## Task prompt
Below are the records; locate each line with the word "marker" and copy it.

## Excerpted records

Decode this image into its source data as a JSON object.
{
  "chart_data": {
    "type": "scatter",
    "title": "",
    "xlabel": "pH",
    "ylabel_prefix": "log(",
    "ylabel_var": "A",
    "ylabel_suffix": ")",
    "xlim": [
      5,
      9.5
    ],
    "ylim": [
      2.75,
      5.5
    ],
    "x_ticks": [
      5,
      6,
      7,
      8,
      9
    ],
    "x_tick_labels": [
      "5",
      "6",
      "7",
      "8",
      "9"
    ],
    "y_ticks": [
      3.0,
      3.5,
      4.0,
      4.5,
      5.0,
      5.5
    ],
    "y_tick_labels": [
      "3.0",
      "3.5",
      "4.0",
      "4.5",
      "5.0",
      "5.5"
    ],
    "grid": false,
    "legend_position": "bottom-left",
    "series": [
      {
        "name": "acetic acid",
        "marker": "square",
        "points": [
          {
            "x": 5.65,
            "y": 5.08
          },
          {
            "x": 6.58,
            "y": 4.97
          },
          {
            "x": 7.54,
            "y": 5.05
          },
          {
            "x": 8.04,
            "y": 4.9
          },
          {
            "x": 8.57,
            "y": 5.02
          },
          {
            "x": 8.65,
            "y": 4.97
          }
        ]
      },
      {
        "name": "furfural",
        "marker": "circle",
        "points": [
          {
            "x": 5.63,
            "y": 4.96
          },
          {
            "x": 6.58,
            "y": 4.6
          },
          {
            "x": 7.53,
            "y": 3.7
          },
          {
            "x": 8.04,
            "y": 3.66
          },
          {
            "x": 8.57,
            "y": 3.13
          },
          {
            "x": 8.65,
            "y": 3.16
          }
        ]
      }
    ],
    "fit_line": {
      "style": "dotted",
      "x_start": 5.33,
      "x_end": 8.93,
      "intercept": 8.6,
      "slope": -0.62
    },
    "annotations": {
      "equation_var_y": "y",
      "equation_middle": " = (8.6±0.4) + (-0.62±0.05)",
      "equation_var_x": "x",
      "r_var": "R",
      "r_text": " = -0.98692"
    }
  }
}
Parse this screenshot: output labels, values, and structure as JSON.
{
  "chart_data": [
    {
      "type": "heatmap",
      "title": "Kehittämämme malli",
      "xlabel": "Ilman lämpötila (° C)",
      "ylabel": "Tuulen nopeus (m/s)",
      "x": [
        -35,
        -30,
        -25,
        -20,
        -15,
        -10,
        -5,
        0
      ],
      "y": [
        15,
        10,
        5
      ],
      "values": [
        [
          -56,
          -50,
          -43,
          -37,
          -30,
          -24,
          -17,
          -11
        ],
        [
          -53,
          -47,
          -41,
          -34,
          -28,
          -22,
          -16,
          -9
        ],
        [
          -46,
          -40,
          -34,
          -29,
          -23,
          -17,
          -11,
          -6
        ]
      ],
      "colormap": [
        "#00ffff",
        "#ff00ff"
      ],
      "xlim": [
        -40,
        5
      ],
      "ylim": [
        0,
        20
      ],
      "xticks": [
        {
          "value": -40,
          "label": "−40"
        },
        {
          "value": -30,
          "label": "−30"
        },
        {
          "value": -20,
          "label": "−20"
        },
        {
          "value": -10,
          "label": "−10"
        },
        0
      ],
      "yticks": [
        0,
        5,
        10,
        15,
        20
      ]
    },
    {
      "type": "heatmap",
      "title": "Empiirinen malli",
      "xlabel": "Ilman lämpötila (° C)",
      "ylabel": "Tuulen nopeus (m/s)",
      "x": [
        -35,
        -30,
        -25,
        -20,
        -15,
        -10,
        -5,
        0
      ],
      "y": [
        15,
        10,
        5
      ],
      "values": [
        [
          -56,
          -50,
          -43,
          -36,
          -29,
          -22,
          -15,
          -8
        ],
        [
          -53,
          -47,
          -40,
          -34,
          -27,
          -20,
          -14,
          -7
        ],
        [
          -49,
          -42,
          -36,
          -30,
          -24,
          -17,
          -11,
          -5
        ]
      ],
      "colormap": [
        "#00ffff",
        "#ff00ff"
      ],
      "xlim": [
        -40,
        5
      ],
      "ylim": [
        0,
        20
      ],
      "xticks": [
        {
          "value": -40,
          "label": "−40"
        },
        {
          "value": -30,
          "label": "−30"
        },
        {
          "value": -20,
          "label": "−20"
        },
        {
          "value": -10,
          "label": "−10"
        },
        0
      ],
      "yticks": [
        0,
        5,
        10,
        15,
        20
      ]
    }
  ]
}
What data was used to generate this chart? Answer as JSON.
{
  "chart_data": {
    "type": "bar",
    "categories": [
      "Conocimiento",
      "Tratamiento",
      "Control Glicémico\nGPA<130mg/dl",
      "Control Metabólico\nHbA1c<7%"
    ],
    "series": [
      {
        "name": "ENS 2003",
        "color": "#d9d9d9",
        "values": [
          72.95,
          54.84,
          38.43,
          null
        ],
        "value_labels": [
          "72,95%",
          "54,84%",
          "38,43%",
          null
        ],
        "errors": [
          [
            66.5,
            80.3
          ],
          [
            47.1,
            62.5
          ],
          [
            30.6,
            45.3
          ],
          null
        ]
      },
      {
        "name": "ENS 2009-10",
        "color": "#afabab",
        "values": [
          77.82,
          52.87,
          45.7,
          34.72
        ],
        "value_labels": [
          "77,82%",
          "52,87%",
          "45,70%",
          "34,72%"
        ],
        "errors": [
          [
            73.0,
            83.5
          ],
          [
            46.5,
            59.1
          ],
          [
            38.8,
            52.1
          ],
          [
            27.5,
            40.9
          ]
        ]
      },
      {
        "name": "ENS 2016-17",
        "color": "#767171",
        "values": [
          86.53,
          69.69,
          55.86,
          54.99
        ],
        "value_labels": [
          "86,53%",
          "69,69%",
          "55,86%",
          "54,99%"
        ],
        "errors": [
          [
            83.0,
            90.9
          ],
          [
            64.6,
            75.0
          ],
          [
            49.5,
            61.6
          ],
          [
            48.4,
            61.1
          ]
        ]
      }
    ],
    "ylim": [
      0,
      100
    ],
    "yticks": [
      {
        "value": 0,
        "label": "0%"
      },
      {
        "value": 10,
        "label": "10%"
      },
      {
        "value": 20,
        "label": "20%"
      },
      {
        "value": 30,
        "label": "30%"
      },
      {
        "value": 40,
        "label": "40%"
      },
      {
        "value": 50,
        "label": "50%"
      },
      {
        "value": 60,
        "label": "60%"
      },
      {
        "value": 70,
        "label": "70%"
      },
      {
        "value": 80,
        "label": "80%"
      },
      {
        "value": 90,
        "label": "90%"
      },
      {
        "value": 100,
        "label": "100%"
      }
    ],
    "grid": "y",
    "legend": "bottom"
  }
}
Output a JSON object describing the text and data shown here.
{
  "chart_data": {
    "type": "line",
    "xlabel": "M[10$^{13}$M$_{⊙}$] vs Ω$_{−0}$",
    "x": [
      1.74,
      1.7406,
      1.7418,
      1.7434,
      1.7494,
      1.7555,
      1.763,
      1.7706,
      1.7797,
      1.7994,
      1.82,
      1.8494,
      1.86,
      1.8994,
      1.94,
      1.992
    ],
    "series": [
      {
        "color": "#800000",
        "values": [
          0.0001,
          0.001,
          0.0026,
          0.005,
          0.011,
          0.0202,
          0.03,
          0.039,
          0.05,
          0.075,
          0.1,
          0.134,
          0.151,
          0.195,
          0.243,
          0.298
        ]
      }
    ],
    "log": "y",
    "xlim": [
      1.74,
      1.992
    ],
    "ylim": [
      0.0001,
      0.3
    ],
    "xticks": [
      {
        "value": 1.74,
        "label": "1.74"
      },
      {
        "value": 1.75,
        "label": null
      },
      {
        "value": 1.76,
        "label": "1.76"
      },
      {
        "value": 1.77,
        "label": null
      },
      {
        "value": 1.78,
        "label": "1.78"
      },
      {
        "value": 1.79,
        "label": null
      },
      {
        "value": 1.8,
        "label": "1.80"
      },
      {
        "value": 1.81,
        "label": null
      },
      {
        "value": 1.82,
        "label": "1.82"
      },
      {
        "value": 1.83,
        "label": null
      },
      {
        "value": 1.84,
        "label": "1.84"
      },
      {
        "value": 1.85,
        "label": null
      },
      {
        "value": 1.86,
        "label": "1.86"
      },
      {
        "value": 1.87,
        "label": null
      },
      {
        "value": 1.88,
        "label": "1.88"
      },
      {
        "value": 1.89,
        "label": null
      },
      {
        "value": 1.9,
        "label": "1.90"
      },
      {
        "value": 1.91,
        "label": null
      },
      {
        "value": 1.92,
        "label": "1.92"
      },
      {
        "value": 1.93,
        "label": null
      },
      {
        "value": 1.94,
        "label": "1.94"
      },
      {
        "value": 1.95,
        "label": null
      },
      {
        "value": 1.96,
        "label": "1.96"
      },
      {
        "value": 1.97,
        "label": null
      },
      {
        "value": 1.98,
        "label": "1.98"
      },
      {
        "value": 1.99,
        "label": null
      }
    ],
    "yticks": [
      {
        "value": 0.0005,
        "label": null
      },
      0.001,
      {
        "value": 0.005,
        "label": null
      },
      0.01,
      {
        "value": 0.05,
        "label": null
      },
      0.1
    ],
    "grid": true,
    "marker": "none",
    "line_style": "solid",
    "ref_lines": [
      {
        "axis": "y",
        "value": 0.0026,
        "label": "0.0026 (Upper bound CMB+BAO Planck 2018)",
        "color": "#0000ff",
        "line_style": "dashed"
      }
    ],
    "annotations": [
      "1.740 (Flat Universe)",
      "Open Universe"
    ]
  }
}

## Solution for this task
        "marker": "square",
        "marker": "circle",
    "marker": "none",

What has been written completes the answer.